Written problem:
Write the material out again in full, exactly.

Excerpted records:

- - -

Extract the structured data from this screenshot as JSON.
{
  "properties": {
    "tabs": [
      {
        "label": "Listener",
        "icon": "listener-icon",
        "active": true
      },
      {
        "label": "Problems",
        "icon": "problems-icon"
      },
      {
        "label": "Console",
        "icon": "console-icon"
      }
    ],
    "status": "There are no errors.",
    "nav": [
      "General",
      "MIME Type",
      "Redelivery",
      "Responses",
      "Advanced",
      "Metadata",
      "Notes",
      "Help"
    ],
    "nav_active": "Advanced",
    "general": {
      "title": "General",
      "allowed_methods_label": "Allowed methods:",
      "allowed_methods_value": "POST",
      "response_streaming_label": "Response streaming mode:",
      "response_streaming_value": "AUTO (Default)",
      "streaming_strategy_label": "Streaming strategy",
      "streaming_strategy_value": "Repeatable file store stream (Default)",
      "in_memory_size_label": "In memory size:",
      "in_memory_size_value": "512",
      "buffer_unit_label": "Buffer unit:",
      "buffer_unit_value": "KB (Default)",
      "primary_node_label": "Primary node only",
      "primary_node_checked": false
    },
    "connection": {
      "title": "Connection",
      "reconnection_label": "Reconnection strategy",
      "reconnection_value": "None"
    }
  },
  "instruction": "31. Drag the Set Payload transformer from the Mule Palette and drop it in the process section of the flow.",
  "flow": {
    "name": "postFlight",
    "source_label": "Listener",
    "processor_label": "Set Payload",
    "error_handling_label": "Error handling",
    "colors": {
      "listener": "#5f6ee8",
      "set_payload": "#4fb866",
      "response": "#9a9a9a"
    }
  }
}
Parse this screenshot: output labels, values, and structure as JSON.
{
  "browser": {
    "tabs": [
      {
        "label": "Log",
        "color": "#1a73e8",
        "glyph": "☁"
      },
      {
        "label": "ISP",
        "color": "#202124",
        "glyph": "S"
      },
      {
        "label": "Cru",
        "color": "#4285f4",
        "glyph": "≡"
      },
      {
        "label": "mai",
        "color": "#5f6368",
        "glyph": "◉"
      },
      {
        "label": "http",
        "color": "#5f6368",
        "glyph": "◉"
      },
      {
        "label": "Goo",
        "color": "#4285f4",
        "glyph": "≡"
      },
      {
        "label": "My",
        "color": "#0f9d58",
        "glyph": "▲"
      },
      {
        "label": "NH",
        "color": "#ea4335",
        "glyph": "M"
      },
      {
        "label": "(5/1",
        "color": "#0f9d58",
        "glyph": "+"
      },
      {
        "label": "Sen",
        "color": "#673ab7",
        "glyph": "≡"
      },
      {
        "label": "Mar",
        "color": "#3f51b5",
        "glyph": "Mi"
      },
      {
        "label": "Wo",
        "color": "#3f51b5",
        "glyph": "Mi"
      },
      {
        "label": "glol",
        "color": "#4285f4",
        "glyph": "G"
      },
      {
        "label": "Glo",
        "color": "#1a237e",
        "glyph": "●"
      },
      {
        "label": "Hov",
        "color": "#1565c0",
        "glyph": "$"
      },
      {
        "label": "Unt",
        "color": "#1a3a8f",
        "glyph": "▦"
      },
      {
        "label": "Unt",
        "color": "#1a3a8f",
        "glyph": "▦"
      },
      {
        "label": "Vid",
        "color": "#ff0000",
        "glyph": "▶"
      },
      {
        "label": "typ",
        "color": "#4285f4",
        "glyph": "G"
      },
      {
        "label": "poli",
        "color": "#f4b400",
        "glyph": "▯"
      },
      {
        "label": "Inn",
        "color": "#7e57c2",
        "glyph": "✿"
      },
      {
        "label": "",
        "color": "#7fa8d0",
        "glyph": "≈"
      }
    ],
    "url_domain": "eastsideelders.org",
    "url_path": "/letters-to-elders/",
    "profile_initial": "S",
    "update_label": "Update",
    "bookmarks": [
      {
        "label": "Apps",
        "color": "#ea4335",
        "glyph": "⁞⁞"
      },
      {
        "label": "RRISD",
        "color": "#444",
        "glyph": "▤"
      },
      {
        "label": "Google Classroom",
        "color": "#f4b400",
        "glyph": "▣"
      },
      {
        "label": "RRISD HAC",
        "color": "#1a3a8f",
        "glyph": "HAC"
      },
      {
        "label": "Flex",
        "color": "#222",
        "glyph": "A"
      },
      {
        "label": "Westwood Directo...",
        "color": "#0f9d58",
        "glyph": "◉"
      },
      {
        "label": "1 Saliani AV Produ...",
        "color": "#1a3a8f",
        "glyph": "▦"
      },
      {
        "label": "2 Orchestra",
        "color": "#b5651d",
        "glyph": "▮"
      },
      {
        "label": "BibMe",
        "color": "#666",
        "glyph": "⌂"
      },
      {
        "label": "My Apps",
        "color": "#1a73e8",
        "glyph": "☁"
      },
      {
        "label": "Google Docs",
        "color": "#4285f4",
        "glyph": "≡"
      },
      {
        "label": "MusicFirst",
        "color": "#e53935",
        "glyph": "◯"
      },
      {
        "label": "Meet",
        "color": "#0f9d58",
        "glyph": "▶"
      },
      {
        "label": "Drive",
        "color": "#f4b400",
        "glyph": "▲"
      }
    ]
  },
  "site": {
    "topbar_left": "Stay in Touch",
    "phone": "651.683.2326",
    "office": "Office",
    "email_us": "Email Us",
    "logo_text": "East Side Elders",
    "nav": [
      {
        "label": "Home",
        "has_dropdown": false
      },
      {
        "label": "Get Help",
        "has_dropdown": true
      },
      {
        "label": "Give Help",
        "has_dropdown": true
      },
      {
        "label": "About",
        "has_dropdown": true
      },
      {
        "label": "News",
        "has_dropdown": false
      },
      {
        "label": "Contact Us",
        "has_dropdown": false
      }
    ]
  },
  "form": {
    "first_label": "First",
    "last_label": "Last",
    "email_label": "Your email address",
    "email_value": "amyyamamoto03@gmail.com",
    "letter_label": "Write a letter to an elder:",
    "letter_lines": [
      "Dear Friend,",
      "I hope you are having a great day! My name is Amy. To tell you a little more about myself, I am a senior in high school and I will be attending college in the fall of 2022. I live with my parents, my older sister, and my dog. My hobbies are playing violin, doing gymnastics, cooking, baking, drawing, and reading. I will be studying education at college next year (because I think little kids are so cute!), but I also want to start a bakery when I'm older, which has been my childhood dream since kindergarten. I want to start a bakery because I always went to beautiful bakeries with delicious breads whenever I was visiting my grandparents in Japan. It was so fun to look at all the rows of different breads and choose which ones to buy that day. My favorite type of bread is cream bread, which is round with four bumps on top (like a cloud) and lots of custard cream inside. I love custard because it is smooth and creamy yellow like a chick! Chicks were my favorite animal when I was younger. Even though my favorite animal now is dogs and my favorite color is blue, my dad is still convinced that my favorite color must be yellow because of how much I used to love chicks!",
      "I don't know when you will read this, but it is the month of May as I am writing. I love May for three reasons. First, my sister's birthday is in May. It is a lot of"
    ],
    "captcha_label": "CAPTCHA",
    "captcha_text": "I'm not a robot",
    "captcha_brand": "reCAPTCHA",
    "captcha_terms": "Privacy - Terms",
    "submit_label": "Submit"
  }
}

- - -

Right answer:
Extract the structured data from this screenshot as JSON.
{
  "properties": {
    "tabs": [
      {
        "label": "Listener",
        "icon": "listener-icon",
        "active": true
      },
      {
        "label": "Problems",
        "icon": "problems-icon"
      },
      {
        "label": "Console",
        "icon": "console-icon"
      }
    ],
    "status": "There are no errors.",
    "nav": [
      "General",
      "MIME Type",
      "Redelivery",
      "Responses",
      "Advanced",
      "Metadata",
      "Notes",
      "Help"
    ],
    "nav_active": "Advanced",
    "general": {
      "title": "General",
      "allowed_methods_label": "Allowed methods:",
      "allowed_methods_value": "POST",
      "response_streaming_label": "Response streaming mode:",
      "response_streaming_value": "AUTO (Default)",
      "streaming_strategy_label": "Streaming strategy",
      "streaming_strategy_value": "Repeatable file store stream (Default)",
      "in_memory_size_label": "In memory size:",
      "in_memory_size_value": "512",
      "buffer_unit_label": "Buffer unit:",
      "buffer_unit_value": "KB (Default)",
      "primary_node_label": "Primary node only",
      "primary_node_checked": false
    },
    "connection": {
      "title": "Connection",
      "reconnection_label": "Reconnection strategy",
      "reconnection_value": "None"
    }
  },
  "instruction": "31. Drag the Set Payload transformer from the Mule Palette and drop it in the process section of the flow.",
  "flow": {
    "name": "postFlight",
    "source_label": "Listener",
    "processor_label": "Set Payload",
    "error_handling_label": "Error handling",
    "colors": {
      "listener": "#5f6ee8",
      "set_payload": "#4fb866",
      "response": "#9a9a9a"
    }
  }
}
Parse this screenshot: output labels, values, and structure as JSON.
{
  "browser": {
    "tabs": [
      {
        "label": "Log",
        "color": "#1a73e8",
        "glyph": "☁"
      },
      {
        "label": "ISP",
        "color": "#202124",
        "glyph": "S"
      },
      {
        "label": "Cru",
        "color": "#4285f4",
        "glyph": "≡"
      },
      {
        "label": "mai",
        "color": "#5f6368",
        "glyph": "◉"
      },
      {
        "label": "http",
        "color": "#5f6368",
        "glyph": "◉"
      },
      {
        "label": "Goo",
        "color": "#4285f4",
        "glyph": "≡"
      },
      {
        "label": "My",
        "color": "#0f9d58",
        "glyph": "▲"
      },
      {
        "label": "NH",
        "color": "#ea4335",
        "glyph": "M"
      },
      {
        "label": "(5/1",
        "color": "#0f9d58",
        "glyph": "+"
      },
      {
        "label": "Sen",
        "color": "#673ab7",
        "glyph": "≡"
      },
      {
        "label": "Mar",
        "color": "#3f51b5",
        "glyph": "Mi"
      },
      {
        "label": "Wo",
        "color": "#3f51b5",
        "glyph": "Mi"
      },
      {
        "label": "glol",
        "color": "#4285f4",
        "glyph": "G"
      },
      {
        "label": "Glo",
        "color": "#1a237e",
        "glyph": "●"
      },
      {
        "label": "Hov",
        "color": "#1565c0",
        "glyph": "$"
      },
      {
        "label": "Unt",
        "color": "#1a3a8f",
        "glyph": "▦"
      },
      {
        "label": "Unt",
        "color": "#1a3a8f",
        "glyph": "▦"
      },
      {
        "label": "Vid",
        "color": "#ff0000",
        "glyph": "▶"
      },
      {
        "label": "typ",
        "color": "#4285f4",
        "glyph": "G"
      },
      {
        "label": "poli",
        "color": "#f4b400",
        "glyph": "▯"
      },
      {
        "label": "Inn",
        "color": "#7e57c2",
        "glyph": "✿"
      },
      {
        "label": "",
        "color": "#7fa8d0",
        "glyph": "≈"
      }
    ],
    "url_domain": "eastsideelders.org",
    "url_path": "/letters-to-elders/",
    "profile_initial": "S",
    "update_label": "Update",
    "bookmarks": [
      {
        "label": "Apps",
        "color": "#ea4335",
        "glyph": "⁞⁞"
      },
      {
        "label": "RRISD",
        "color": "#444",
        "glyph": "▤"
      },
      {
        "label": "Google Classroom",
        "color": "#f4b400",
        "glyph": "▣"
      },
      {
        "label": "RRISD HAC",
        "color": "#1a3a8f",
        "glyph": "HAC"
      },
      {
        "label": "Flex",
        "color": "#222",
        "glyph": "A"
      },
      {
        "label": "Westwood Directo...",
        "color": "#0f9d58",
        "glyph": "◉"
      },
      {
        "label": "1 Saliani AV Produ...",
        "color": "#1a3a8f",
        "glyph": "▦"
      },
      {
        "label": "2 Orchestra",
        "color": "#b5651d",
        "glyph": "▮"
      },
      {
        "label": "BibMe",
        "color": "#666",
        "glyph": "⌂"
      },
      {
        "label": "My Apps",
        "color": "#1a73e8",
        "glyph": "☁"
      },
      {
        "label": "Google Docs",
        "color": "#4285f4",
        "glyph": "≡"
      },
      {
        "label": "MusicFirst",
        "color": "#e53935",
        "glyph": "◯"
      },
      {
        "label": "Meet",
        "color": "#0f9d58",
        "glyph": "▶"
      },
      {
        "label": "Drive",
        "color": "#f4b400",
        "glyph": "▲"
      }
    ]
  },
  "site": {
    "topbar_left": "Stay in Touch",
    "phone": "651.683.2326",
    "office": "Office",
    "email_us": "Email Us",
    "logo_text": "East Side Elders",
    "nav": [
      {
        "label": "Home",
        "has_dropdown": false
      },
      {
        "label": "Get Help",
        "has_dropdown": true
      },
      {
        "label": "Give Help",
        "has_dropdown": true
      },
      {
        "label": "About",
        "has_dropdown": true
      },
      {
        "label": "News",
        "has_dropdown": false
      },
      {
        "label": "Contact Us",
        "has_dropdown": false
      }
    ]
  },
  "form": {
    "first_label": "First",
    "last_label": "Last",
    "email_label": "Your email address",
    "email_value": "amyyamamoto03@gmail.com",
    "letter_label": "Write a letter to an elder:",
    "letter_lines": [
      "Dear Friend,",
      "I hope you are having a great day! My name is Amy. To tell you a little more about myself, I am a senior in high school and I will be attending college in the fall of 2022. I live with my parents, my older sister, and my dog. My hobbies are playing violin, doing gymnastics, cooking, baking, drawing, and reading. I will be studying education at college next year (because I think little kids are so cute!), but I also want to start a bakery when I'm older, which has been my childhood dream since kindergarten. I want to start a bakery because I always went to beautiful bakeries with delicious breads whenever I was visiting my grandparents in Japan. It was so fun to look at all the rows of different breads and choose which ones to buy that day. My favorite type of bread is cream bread, which is round with four bumps on top (like a cloud) and lots of custard cream inside. I love custard because it is smooth and creamy yellow like a chick! Chicks were my favorite animal when I was younger. Even though my favorite animal now is dogs and my favorite color is blue, my dad is still convinced that my favorite color must be yellow because of how much I used to love chicks!",
      "I don't know when you will read this, but it is the month of May as I am writing. I love May for three reasons. First, my sister's birthday is in May. It is a lot of"
    ],
    "captcha_label": "CAPTCHA",
    "captcha_text": "I'm not a robot",
    "captcha_brand": "reCAPTCHA",
    "captcha_terms": "Privacy - Terms",
    "submit_label": "Submit"
  }
}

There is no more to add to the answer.